GIVEN PROBLEM: Express the lines in the listing below as a numbered list without blank lines, starting at the line that contains "Patent image size: (1188, 478)." and ending with the line that contains "The elongate contact", with both of those lines included.

====== INFORMATION GIVEN ======

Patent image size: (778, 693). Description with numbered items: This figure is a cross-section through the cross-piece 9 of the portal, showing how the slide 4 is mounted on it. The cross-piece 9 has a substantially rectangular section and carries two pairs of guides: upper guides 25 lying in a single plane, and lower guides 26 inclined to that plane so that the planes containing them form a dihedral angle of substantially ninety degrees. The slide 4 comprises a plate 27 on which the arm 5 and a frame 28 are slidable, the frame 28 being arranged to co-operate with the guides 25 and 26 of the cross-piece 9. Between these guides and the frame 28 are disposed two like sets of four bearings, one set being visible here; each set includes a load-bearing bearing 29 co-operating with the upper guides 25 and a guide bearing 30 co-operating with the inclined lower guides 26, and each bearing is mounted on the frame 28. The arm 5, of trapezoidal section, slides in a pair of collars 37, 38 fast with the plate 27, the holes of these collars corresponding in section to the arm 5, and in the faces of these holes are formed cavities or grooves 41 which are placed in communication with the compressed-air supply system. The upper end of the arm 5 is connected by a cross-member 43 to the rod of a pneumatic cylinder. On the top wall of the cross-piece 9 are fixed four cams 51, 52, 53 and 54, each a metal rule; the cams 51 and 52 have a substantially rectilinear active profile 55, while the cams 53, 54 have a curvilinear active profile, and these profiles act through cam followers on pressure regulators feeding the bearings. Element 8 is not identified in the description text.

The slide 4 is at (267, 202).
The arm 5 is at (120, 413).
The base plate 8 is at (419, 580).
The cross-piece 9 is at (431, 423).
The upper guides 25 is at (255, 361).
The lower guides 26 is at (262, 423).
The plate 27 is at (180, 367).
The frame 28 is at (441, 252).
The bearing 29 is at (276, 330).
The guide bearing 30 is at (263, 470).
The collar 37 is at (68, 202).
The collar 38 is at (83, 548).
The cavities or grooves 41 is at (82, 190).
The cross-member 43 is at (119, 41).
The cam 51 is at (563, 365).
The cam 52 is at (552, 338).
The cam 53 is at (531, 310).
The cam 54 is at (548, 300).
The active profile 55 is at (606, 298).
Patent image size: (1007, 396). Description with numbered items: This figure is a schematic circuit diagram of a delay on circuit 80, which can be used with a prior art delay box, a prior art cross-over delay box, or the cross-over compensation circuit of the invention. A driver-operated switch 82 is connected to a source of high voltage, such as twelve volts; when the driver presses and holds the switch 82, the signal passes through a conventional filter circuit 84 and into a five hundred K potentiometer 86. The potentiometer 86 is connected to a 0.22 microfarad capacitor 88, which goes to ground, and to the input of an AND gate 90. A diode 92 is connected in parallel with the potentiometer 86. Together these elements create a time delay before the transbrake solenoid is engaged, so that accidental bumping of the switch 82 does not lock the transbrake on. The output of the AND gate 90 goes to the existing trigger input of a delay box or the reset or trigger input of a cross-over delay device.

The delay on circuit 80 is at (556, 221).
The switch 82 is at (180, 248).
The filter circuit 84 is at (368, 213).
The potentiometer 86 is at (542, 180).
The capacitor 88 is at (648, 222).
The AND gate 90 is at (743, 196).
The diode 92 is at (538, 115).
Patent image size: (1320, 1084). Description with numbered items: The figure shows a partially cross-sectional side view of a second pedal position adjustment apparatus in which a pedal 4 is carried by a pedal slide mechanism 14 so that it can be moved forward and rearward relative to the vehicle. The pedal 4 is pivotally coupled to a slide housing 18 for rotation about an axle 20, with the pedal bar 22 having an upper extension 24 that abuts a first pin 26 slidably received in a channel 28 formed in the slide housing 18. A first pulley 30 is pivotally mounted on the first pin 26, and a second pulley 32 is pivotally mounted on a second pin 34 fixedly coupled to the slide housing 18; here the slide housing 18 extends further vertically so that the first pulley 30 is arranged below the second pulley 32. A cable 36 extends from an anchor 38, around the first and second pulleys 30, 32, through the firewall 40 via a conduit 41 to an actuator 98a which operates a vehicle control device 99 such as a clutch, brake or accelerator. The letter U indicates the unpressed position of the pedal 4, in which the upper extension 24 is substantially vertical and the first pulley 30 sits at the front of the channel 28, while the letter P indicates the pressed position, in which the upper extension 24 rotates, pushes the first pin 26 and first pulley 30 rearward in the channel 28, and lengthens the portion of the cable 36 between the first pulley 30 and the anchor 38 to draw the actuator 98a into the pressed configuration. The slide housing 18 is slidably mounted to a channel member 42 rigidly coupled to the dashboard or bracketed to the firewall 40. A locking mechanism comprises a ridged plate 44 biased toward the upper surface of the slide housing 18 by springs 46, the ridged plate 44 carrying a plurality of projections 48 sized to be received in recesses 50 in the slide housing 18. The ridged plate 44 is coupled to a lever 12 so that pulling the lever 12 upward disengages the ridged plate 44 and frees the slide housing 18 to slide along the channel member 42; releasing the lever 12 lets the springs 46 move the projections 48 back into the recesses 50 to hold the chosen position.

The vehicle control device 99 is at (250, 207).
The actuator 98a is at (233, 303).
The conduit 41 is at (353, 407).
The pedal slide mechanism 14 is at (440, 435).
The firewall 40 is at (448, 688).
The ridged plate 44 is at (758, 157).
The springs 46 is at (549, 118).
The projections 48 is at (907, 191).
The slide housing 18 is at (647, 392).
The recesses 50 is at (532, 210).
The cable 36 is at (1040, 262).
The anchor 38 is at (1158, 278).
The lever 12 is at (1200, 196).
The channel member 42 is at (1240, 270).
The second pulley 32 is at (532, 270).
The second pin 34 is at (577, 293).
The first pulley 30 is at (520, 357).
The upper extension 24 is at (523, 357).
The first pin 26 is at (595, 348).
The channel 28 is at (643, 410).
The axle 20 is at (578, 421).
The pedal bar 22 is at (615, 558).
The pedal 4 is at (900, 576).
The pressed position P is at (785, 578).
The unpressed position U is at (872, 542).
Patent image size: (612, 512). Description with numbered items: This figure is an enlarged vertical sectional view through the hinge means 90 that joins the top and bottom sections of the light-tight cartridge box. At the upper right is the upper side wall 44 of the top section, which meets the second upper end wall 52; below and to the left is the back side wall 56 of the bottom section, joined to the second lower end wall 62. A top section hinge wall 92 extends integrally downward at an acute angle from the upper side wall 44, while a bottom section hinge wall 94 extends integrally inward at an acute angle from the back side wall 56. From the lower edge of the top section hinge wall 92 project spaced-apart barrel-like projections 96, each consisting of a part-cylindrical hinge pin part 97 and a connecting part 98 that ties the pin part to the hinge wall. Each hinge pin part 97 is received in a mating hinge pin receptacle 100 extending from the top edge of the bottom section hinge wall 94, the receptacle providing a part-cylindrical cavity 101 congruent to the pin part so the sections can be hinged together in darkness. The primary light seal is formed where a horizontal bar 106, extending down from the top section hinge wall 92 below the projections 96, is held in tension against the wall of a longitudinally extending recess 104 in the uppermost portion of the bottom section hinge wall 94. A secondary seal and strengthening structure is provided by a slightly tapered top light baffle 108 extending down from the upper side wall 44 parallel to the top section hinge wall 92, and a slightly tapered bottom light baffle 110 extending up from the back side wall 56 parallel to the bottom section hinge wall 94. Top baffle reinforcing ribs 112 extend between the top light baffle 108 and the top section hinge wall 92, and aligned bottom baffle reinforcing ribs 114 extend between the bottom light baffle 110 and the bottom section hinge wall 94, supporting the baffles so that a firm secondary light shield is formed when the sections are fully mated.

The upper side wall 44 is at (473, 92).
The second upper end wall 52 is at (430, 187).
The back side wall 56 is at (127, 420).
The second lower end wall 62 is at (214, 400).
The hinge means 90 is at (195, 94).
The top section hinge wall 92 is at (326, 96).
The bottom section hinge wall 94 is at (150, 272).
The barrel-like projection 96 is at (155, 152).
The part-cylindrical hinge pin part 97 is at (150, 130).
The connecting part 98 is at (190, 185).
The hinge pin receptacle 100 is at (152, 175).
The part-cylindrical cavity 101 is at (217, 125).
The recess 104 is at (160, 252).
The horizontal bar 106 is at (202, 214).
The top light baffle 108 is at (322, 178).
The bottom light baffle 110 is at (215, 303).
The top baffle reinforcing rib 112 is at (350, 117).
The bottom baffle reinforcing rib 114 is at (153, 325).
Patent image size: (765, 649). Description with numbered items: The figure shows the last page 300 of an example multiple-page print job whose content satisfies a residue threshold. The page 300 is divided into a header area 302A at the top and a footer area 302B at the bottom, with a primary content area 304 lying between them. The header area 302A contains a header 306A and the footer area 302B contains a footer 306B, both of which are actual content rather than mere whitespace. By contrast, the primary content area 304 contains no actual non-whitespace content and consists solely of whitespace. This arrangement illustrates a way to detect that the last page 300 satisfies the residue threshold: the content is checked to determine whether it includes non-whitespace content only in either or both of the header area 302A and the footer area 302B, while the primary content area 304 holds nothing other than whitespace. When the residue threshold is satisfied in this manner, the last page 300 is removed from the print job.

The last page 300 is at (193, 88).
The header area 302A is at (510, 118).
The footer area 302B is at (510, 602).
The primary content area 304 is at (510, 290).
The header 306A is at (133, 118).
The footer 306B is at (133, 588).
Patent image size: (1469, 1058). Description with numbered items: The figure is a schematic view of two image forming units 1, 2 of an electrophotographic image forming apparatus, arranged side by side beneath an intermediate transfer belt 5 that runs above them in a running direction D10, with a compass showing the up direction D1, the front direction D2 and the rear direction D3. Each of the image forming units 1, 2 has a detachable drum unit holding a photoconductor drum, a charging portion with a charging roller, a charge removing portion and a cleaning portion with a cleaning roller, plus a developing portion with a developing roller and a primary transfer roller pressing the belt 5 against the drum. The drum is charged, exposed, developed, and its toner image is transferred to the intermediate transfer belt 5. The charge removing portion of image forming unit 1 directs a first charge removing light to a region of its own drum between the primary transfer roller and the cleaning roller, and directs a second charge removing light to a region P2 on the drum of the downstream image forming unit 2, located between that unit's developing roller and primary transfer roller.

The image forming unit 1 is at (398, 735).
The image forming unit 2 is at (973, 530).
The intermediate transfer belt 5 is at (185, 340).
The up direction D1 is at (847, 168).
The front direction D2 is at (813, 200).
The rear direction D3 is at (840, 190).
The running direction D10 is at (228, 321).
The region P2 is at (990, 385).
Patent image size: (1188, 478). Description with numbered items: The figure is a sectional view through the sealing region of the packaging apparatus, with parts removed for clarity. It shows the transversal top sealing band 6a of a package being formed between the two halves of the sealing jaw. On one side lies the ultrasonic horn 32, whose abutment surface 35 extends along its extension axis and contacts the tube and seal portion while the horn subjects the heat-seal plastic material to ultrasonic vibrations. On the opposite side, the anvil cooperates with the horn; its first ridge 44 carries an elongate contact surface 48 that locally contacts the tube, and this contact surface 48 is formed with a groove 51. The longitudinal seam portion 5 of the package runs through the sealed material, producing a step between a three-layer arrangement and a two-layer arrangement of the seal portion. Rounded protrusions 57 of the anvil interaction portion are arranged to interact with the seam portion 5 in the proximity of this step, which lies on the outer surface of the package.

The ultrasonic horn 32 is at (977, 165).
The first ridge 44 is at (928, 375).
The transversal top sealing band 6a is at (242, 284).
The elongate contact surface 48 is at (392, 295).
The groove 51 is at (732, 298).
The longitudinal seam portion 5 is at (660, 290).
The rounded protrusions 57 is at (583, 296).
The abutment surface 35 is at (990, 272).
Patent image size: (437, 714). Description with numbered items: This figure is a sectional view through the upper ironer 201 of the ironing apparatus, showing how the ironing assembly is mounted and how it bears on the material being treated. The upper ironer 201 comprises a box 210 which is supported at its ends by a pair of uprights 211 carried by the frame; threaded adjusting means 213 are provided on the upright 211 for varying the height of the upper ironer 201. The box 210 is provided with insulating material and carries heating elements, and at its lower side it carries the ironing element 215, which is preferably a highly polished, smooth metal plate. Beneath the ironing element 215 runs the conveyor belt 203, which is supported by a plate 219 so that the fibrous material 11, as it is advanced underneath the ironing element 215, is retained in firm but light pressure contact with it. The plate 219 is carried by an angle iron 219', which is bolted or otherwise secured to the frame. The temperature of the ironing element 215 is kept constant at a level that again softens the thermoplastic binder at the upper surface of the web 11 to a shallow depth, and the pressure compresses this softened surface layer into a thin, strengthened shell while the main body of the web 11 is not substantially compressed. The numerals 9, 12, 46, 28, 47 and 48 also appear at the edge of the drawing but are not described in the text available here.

======

RESPONSE:
1. Patent image size: (1188, 478). Description with numbered items: The figure is a sectional view through the sealing region of the packaging apparatus, with parts removed for clarity. It shows the transversal top sealing band 6a of a package being formed between the two halves of the sealing jaw. On one side lies the ultrasonic horn 32, whose abutment surface 35 extends along its extension axis and contacts the tube and seal portion while the horn subjects the heat-seal plastic material to ultrasonic vibrations. On the opposite side, the anvil cooperates with the horn; its first ridge 44 carries an elongate contact surface 48 that locally contacts the tube, and this contact surface 48 is formed with a groove 51. The longitudinal seam portion 5 of the package runs through the sealed material, producing a step between a three-layer arrangement and a two-layer arrangement of the seal portion. Rounded protrusions 57 of the anvil interaction portion are arranged to interact with the seam portion 5 in the proximity of this step, which lies on the outer surface of the package.
2. The ultrasonic horn 32 is at (977, 165).
3. The first ridge 44 is at (928, 375).
4. The transversal top sealing band 6a is at (242, 284).
5. The elongate contact surface 48 is at (392, 295).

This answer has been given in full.